* **What you should do**:
Search the material for the string "true" and copy each line where it occurs.
○ ○ ○ ○
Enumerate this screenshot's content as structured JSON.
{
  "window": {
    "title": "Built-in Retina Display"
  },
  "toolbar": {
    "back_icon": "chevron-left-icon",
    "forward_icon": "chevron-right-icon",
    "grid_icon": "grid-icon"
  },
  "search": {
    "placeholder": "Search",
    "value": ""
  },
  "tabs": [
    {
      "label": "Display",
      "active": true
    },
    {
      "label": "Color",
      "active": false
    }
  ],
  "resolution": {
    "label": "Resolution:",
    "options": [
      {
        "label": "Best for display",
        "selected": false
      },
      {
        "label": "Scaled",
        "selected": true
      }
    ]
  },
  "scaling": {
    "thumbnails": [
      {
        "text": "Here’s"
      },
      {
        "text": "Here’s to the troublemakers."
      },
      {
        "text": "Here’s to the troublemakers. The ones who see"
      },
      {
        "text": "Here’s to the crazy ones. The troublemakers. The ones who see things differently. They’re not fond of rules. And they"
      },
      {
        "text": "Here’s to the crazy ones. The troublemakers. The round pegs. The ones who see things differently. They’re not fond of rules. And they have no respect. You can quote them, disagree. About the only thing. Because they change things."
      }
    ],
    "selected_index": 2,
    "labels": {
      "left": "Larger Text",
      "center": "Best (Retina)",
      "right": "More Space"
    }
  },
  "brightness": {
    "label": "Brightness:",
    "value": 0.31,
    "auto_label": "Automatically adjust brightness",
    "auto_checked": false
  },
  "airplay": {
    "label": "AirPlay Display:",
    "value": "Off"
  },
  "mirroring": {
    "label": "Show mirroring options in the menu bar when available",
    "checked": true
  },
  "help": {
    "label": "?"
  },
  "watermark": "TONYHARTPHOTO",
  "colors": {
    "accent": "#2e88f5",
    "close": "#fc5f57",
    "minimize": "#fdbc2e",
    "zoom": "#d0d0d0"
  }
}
○ ○ ○ ○
* **Final answer**:
      "active": true
        "selected": true
    "checked": true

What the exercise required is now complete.